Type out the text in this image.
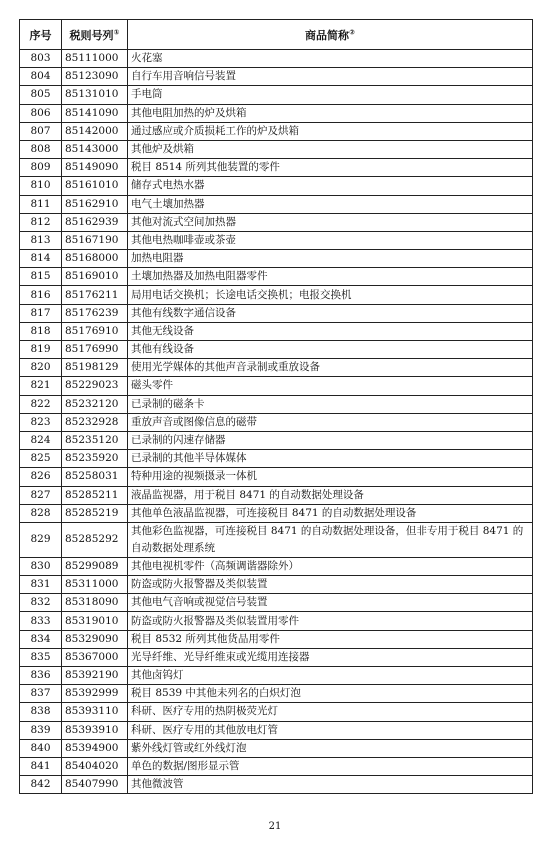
序号	税则号列①	商品简称②
803	85111000	火花塞
804	85123090	自行车用音响信号装置
805	85131010	手电筒
806	85141090	其他电阻加热的炉及烘箱
807	85142000	通过感应或介质损耗工作的炉及烘箱
808	85143000	其他炉及烘箱
809	85149090	税目 8514 所列其他装置的零件
810	85161010	储存式电热水器
811	85162910	电气土壤加热器
812	85162939	其他对流式空间加热器
813	85167190	其他电热咖啡壶或茶壶
814	85168000	加热电阻器
815	85169010	土壤加热器及加热电阻器零件
816	85176211	局用电话交换机；长途电话交换机；电报交换机
817	85176239	其他有线数字通信设备
818	85176910	其他无线设备
819	85176990	其他有线设备
820	85198129	使用光学媒体的其他声音录制或重放设备
821	85229023	磁头零件
822	85232120	已录制的磁条卡
823	85232928	重放声音或图像信息的磁带
824	85235120	已录制的闪速存储器
825	85235920	已录制的其他半导体媒体
826	85258031	特种用途的视频摄录一体机
827	85285211	液晶监视器，用于税目 8471 的自动数据处理设备
828	85285219	其他单色液晶监视器，可连接税目 8471 的自动数据处理设备
829	85285292	其他彩色监视器，可连接税目 8471 的自动数据处理设备，但非专用于税目 8471 的自动数据处理系统
830	85299089	其他电视机零件（高频调谐器除外）
831	85311000	防盗或防火报警器及类似装置
832	85318090	其他电气音响或视觉信号装置
833	85319010	防盗或防火报警器及类似装置用零件
834	85329090	税目 8532 所列其他货品用零件
835	85367000	光导纤维、光导纤维束或光缆用连接器
836	85392190	其他卤钨灯
837	85392999	税目 8539 中其他未列名的白炽灯泡
838	85393110	科研、医疗专用的热阴极荧光灯
839	85393910	科研、医疗专用的其他放电灯管
840	85394900	紫外线灯管或红外线灯泡
841	85404020	单色的数据/图形显示管
842	85407990	其他微波管
21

GIVEN PROBLEM => Pull out all lines from the entries above in which the word "可连接税目" appears.

RESULT OF THE EXERCISE =>
828	85285219	其他单色液晶监视器，可连接税目 8471 的自动数据处理设备
829	85285292	其他彩色监视器，可连接税目 8471 的自动数据处理设备，但非专用于税目 8471 的自动数据处理系统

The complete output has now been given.